Reproduce every line of the listing below verbatim, omitting the picture.

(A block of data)
--- Begin ---
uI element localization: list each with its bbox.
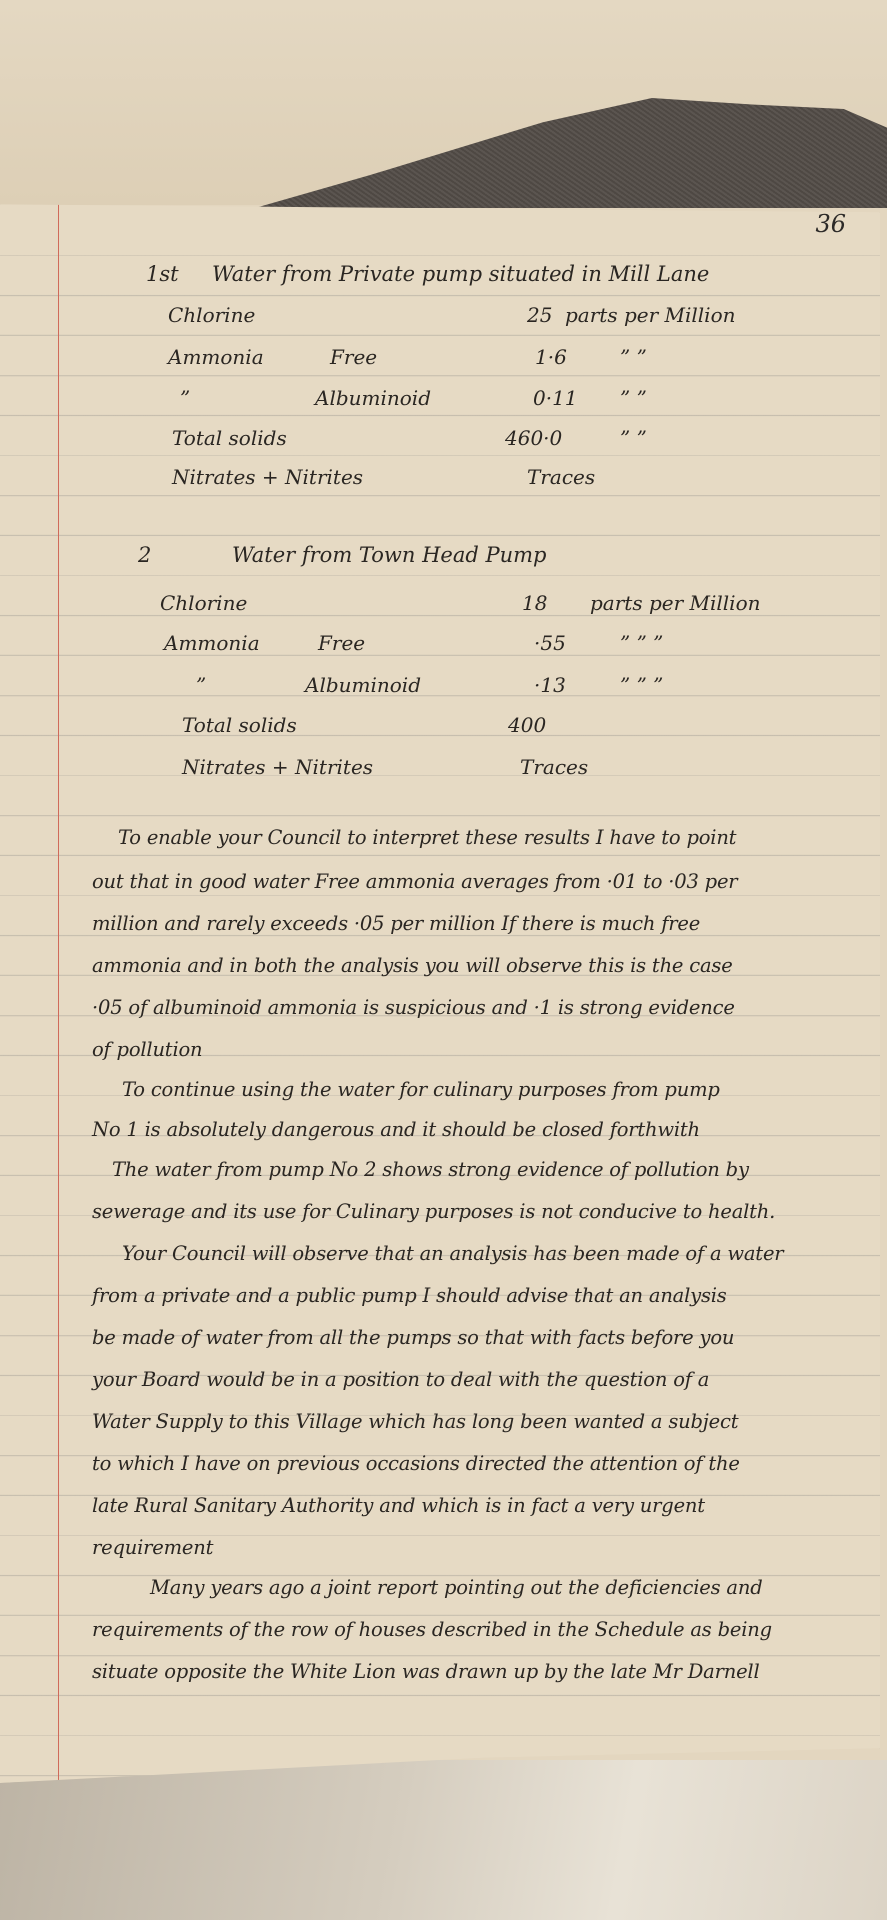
- a2-row-albuminoid-ditto: ”: [196, 673, 206, 697]
- body-line: from a private and a public pump I shoul…: [92, 1284, 727, 1307]
- a2-row-ammonia-sub: Free: [318, 631, 365, 655]
- body-line: The water from pump No 2 shows strong ev…: [112, 1158, 749, 1181]
- a2-row-ammonia-label: Ammonia: [164, 631, 260, 655]
- a2-row-chlorine-label: Chlorine: [160, 591, 247, 615]
- a1-row-ammonia-label: Ammonia: [168, 345, 264, 369]
- analysis-1-number: 1st: [146, 262, 179, 286]
- body-line: Your Council will observe that an analys…: [122, 1242, 783, 1265]
- body-line: ammonia and in both the analysis you wil…: [92, 954, 733, 977]
- a2-row-chlorine-unit: parts per Million: [590, 591, 761, 615]
- a1-row-nitrates-value: Traces: [527, 465, 595, 489]
- body-line: sewerage and its use for Culinary purpos…: [92, 1200, 775, 1223]
- body-line: To continue using the water for culinary…: [122, 1078, 720, 1101]
- a1-row-albuminoid-ditto: ”: [180, 386, 190, 410]
- a2-row-chlorine-value: 18: [522, 591, 547, 615]
- body-line: No 1 is absolutely dangerous and it shou…: [92, 1118, 700, 1141]
- a1-row-chlorine-label: Chlorine: [168, 303, 255, 327]
- body-line: million and rarely exceeds ·05 per milli…: [92, 912, 700, 935]
- a2-row-solids-label: Total solids: [182, 713, 297, 737]
- body-line: Many years ago a joint report pointing o…: [150, 1576, 763, 1599]
- a1-row-albuminoid-unit: ” ”: [620, 386, 647, 410]
- a2-row-ammonia-unit: ” ” ”: [620, 631, 663, 655]
- notebook-page: 36 1st Water from Private pump situated …: [0, 198, 880, 1783]
- a1-row-chlorine-unit: parts per Million: [565, 303, 736, 327]
- analysis-2-heading: Water from Town Head Pump: [232, 543, 547, 567]
- body-line: of pollution: [92, 1038, 202, 1061]
- body-line: out that in good water Free ammonia aver…: [92, 870, 737, 893]
- a2-row-ammonia-value: ·55: [534, 631, 566, 655]
- a2-row-albuminoid-value: ·13: [534, 673, 566, 697]
- a1-row-solids-label: Total solids: [172, 426, 287, 450]
- page-number: 36: [815, 210, 846, 238]
- analysis-1-heading: Water from Private pump situated in Mill…: [212, 262, 709, 286]
- a1-row-solids-value: 460·0: [505, 426, 562, 450]
- a1-row-albuminoid-value: 0·11: [533, 386, 578, 410]
- a1-row-ammonia-value: 1·6: [535, 345, 567, 369]
- a2-row-nitrates-value: Traces: [520, 755, 588, 779]
- body-line: To enable your Council to interpret thes…: [118, 826, 736, 849]
- red-margin-line: [58, 198, 59, 1783]
- a2-row-albuminoid-unit: ” ” ”: [620, 673, 663, 697]
- body-line: to which I have on previous occasions di…: [92, 1452, 740, 1475]
- body-line: be made of water from all the pumps so t…: [92, 1326, 734, 1349]
- background-paper-below: [0, 1760, 887, 1920]
- body-line: requirement: [92, 1536, 213, 1559]
- body-line: Water Supply to this Village which has l…: [92, 1410, 738, 1433]
- a1-row-solids-unit: ” ”: [620, 426, 647, 450]
- a1-row-chlorine-value: 25: [527, 303, 552, 327]
- a1-row-ammonia-unit: ” ”: [620, 345, 647, 369]
- body-line: your Board would be in a position to dea…: [92, 1368, 709, 1391]
- a2-row-albuminoid-sub: Albuminoid: [305, 673, 421, 697]
- a1-row-ammonia-sub: Free: [330, 345, 377, 369]
- body-line: ·05 of albuminoid ammonia is suspicious …: [92, 996, 735, 1019]
- body-line: requirements of the row of houses descri…: [92, 1618, 772, 1641]
- body-line: situate opposite the White Lion was draw…: [92, 1660, 759, 1683]
- analysis-2-number: 2: [138, 543, 151, 567]
- a1-row-nitrates-label: Nitrates + Nitrites: [172, 465, 363, 489]
- body-line: late Rural Sanitary Authority and which …: [92, 1494, 705, 1517]
- a2-row-solids-value: 400: [508, 713, 546, 737]
- a1-row-albuminoid-sub: Albuminoid: [315, 386, 431, 410]
- a2-row-nitrates-label: Nitrates + Nitrites: [182, 755, 373, 779]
--- End ---
**Answer to this exercise:**
uI element localization: list each with its bbox.
- a2-row-albuminoid-ditto: ”: [196, 673, 206, 697]
- body-line: from a private and a public pump I shoul…: [92, 1284, 727, 1307]
- a2-row-ammonia-sub: Free: [318, 631, 365, 655]
- body-line: The water from pump No 2 shows strong ev…: [112, 1158, 749, 1181]
- a2-row-ammonia-label: Ammonia: [164, 631, 260, 655]
- a2-row-chlorine-label: Chlorine: [160, 591, 247, 615]
- a1-row-ammonia-label: Ammonia: [168, 345, 264, 369]
- analysis-1-number: 1st: [146, 262, 179, 286]
- body-line: Your Council will observe that an analys…: [122, 1242, 783, 1265]
- body-line: ammonia and in both the analysis you wil…: [92, 954, 733, 977]
- a2-row-chlorine-unit: parts per Million: [590, 591, 761, 615]
- a1-row-nitrates-value: Traces: [527, 465, 595, 489]
- body-line: sewerage and its use for Culinary purpos…: [92, 1200, 775, 1223]
- body-line: To continue using the water for culinary…: [122, 1078, 720, 1101]
- a1-row-albuminoid-ditto: ”: [180, 386, 190, 410]
- a2-row-chlorine-value: 18: [522, 591, 547, 615]
- body-line: No 1 is absolutely dangerous and it shou…: [92, 1118, 700, 1141]
- a1-row-chlorine-label: Chlorine: [168, 303, 255, 327]
- body-line: million and rarely exceeds ·05 per milli…: [92, 912, 700, 935]
- a2-row-solids-label: Total solids: [182, 713, 297, 737]
- body-line: Many years ago a joint report pointing o…: [150, 1576, 763, 1599]
- a1-row-albuminoid-unit: ” ”: [620, 386, 647, 410]
- a2-row-ammonia-unit: ” ” ”: [620, 631, 663, 655]
- notebook-page: 36 1st Water from Private pump situated …: [0, 198, 880, 1783]
- a1-row-chlorine-unit: parts per Million: [565, 303, 736, 327]
- analysis-2-heading: Water from Town Head Pump: [232, 543, 547, 567]
- body-line: of pollution: [92, 1038, 202, 1061]
- body-line: out that in good water Free ammonia aver…: [92, 870, 737, 893]
- a2-row-ammonia-value: ·55: [534, 631, 566, 655]
- a2-row-albuminoid-value: ·13: [534, 673, 566, 697]
- a1-row-solids-label: Total solids: [172, 426, 287, 450]
- page-number: 36: [815, 210, 846, 238]
- analysis-1-heading: Water from Private pump situated in Mill…: [212, 262, 709, 286]
- a1-row-solids-value: 460·0: [505, 426, 562, 450]
- a1-row-albuminoid-value: 0·11: [533, 386, 578, 410]
- a1-row-ammonia-value: 1·6: [535, 345, 567, 369]
- a2-row-nitrates-value: Traces: [520, 755, 588, 779]
- body-line: To enable your Council to interpret thes…: [118, 826, 736, 849]
- red-margin-line: [58, 198, 59, 1783]
- a2-row-albuminoid-unit: ” ” ”: [620, 673, 663, 697]
- body-line: to which I have on previous occasions di…: [92, 1452, 740, 1475]
- body-line: be made of water from all the pumps so t…: [92, 1326, 734, 1349]
- background-paper-below: [0, 1760, 887, 1920]
- body-line: requirement: [92, 1536, 213, 1559]
- body-line: Water Supply to this Village which has l…: [92, 1410, 738, 1433]
- a1-row-solids-unit: ” ”: [620, 426, 647, 450]
- a1-row-chlorine-value: 25: [527, 303, 552, 327]
- a1-row-ammonia-unit: ” ”: [620, 345, 647, 369]
- body-line: your Board would be in a position to dea…: [92, 1368, 709, 1391]
- a2-row-albuminoid-sub: Albuminoid: [305, 673, 421, 697]
- a1-row-ammonia-sub: Free: [330, 345, 377, 369]
- body-line: ·05 of albuminoid ammonia is suspicious …: [92, 996, 735, 1019]
- body-line: requirements of the row of houses descri…: [92, 1618, 772, 1641]
- body-line: situate opposite the White Lion was draw…: [92, 1660, 759, 1683]
- analysis-2-number: 2: [138, 543, 151, 567]
- a1-row-nitrates-label: Nitrates + Nitrites: [172, 465, 363, 489]
- body-line: late Rural Sanitary Authority and which …: [92, 1494, 705, 1517]
- a2-row-solids-value: 400: [508, 713, 546, 737]
- a1-row-albuminoid-sub: Albuminoid: [315, 386, 431, 410]
- a2-row-nitrates-label: Nitrates + Nitrites: [182, 755, 373, 779]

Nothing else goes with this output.